PROVIDED DATA -
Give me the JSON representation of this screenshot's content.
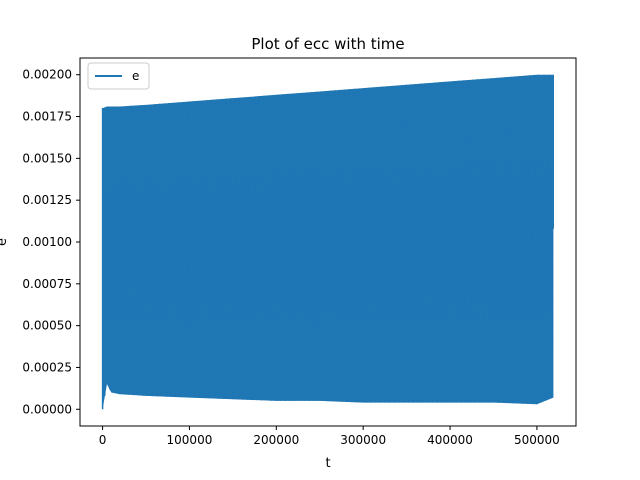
{
  "chart_data": {
    "type": "line",
    "title": "Plot of ecc with time",
    "xlabel": "t",
    "ylabel": "e",
    "xlim": [
      -26000,
      545000
    ],
    "ylim": [
      -0.0001,
      0.0021
    ],
    "xticks": [
      0,
      100000,
      200000,
      300000,
      400000,
      500000
    ],
    "xtick_labels": [
      "0",
      "100000",
      "200000",
      "300000",
      "400000",
      "500000"
    ],
    "yticks": [
      0.0,
      0.00025,
      0.0005,
      0.00075,
      0.001,
      0.00125,
      0.0015,
      0.00175,
      0.002
    ],
    "ytick_labels": [
      "0.00000",
      "0.00025",
      "0.00050",
      "0.00075",
      "0.00100",
      "0.00125",
      "0.00150",
      "0.00175",
      "0.00200"
    ],
    "grid": false,
    "legend_position": "top-left",
    "series": [
      {
        "name": "e",
        "color": "#1f77b4",
        "x": [
          0,
          5000,
          10000,
          20000,
          50000,
          100000,
          150000,
          200000,
          250000,
          300000,
          350000,
          400000,
          450000,
          500000,
          519000
        ],
        "upper": [
          0.0018,
          0.00181,
          0.00181,
          0.00181,
          0.00182,
          0.00184,
          0.00186,
          0.00188,
          0.0019,
          0.00192,
          0.00194,
          0.00196,
          0.00198,
          0.002,
          0.002
        ],
        "lower": [
          0.0,
          0.00015,
          0.0001,
          9e-05,
          8e-05,
          7e-05,
          6e-05,
          5e-05,
          5e-05,
          4e-05,
          4e-05,
          4e-05,
          4e-05,
          3e-05,
          7e-05
        ],
        "final_value": 0.00108
      }
    ]
  }
}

REQUIRED WORK - Write the material out again exactly as it appears, dropping the pictures.

TASK ANSWER -
Give me the JSON representation of this screenshot's content.
{
  "chart_data": {
    "type": "line",
    "title": "Plot of ecc with time",
    "xlabel": "t",
    "ylabel": "e",
    "xlim": [
      -26000,
      545000
    ],
    "ylim": [
      -0.0001,
      0.0021
    ],
    "xticks": [
      0,
      100000,
      200000,
      300000,
      400000,
      500000
    ],
    "xtick_labels": [
      "0",
      "100000",
      "200000",
      "300000",
      "400000",
      "500000"
    ],
    "yticks": [
      0.0,
      0.00025,
      0.0005,
      0.00075,
      0.001,
      0.00125,
      0.0015,
      0.00175,
      0.002
    ],
    "ytick_labels": [
      "0.00000",
      "0.00025",
      "0.00050",
      "0.00075",
      "0.00100",
      "0.00125",
      "0.00150",
      "0.00175",
      "0.00200"
    ],
    "grid": false,
    "legend_position": "top-left",
    "series": [
      {
        "name": "e",
        "color": "#1f77b4",
        "x": [
          0,
          5000,
          10000,
          20000,
          50000,
          100000,
          150000,
          200000,
          250000,
          300000,
          350000,
          400000,
          450000,
          500000,
          519000
        ],
        "upper": [
          0.0018,
          0.00181,
          0.00181,
          0.00181,
          0.00182,
          0.00184,
          0.00186,
          0.00188,
          0.0019,
          0.00192,
          0.00194,
          0.00196,
          0.00198,
          0.002,
          0.002
        ],
        "lower": [
          0.0,
          0.00015,
          0.0001,
          9e-05,
          8e-05,
          7e-05,
          6e-05,
          5e-05,
          5e-05,
          4e-05,
          4e-05,
          4e-05,
          4e-05,
          3e-05,
          7e-05
        ],
        "final_value": 0.00108
      }
    ]
  }
}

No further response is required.